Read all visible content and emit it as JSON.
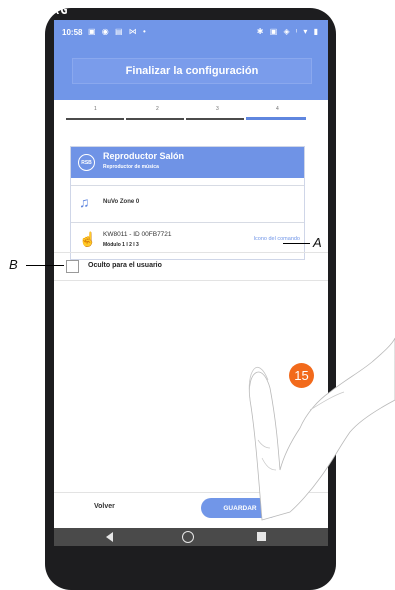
{
  "phone": {
    "corner_logo": "XG"
  },
  "status_bar": {
    "time": "10:58",
    "left_icons": "▣ ◉ ▤ ⋈ •",
    "right_icons": "✱ ▣ ◈ ᵎ ▾ ▮"
  },
  "header": {
    "title": "Finalizar la configuración"
  },
  "stepper": {
    "steps": [
      "1",
      "2",
      "3",
      "4"
    ],
    "active_step": 4
  },
  "card": {
    "icon_text": "RSB",
    "title": "Reproductor Salón",
    "subtitle": "Reproductor de música",
    "zone_label": "NuVo Zone 0",
    "command_device": "KW8011 - ID 00FB7721",
    "command_module": "Módulo 1 I 2 I 3",
    "command_icon_action": "Icono del comando"
  },
  "hidden_toggle": {
    "label": "Oculto para el usuario",
    "checked": false
  },
  "footer": {
    "back_label": "Volver",
    "save_label": "GUARDAR"
  },
  "annotations": {
    "callout_a": "A",
    "callout_b": "B",
    "step_badge": "15"
  },
  "colors": {
    "accent": "#7196e8",
    "header": "#7196e8",
    "badge": "#f26a1b"
  }
}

----

**Exercise requirements:** Give back each entry exactly as it appears, with no pictures.

**Complete response:**
Read all visible content and emit it as JSON.
{
  "phone": {
    "corner_logo": "XG"
  },
  "status_bar": {
    "time": "10:58",
    "left_icons": "▣ ◉ ▤ ⋈ •",
    "right_icons": "✱ ▣ ◈ ᵎ ▾ ▮"
  },
  "header": {
    "title": "Finalizar la configuración"
  },
  "stepper": {
    "steps": [
      "1",
      "2",
      "3",
      "4"
    ],
    "active_step": 4
  },
  "card": {
    "icon_text": "RSB",
    "title": "Reproductor Salón",
    "subtitle": "Reproductor de música",
    "zone_label": "NuVo Zone 0",
    "command_device": "KW8011 - ID 00FB7721",
    "command_module": "Módulo 1 I 2 I 3",
    "command_icon_action": "Icono del comando"
  },
  "hidden_toggle": {
    "label": "Oculto para el usuario",
    "checked": false
  },
  "footer": {
    "back_label": "Volver",
    "save_label": "GUARDAR"
  },
  "annotations": {
    "callout_a": "A",
    "callout_b": "B",
    "step_badge": "15"
  },
  "colors": {
    "accent": "#7196e8",
    "header": "#7196e8",
    "badge": "#f26a1b"
  }
}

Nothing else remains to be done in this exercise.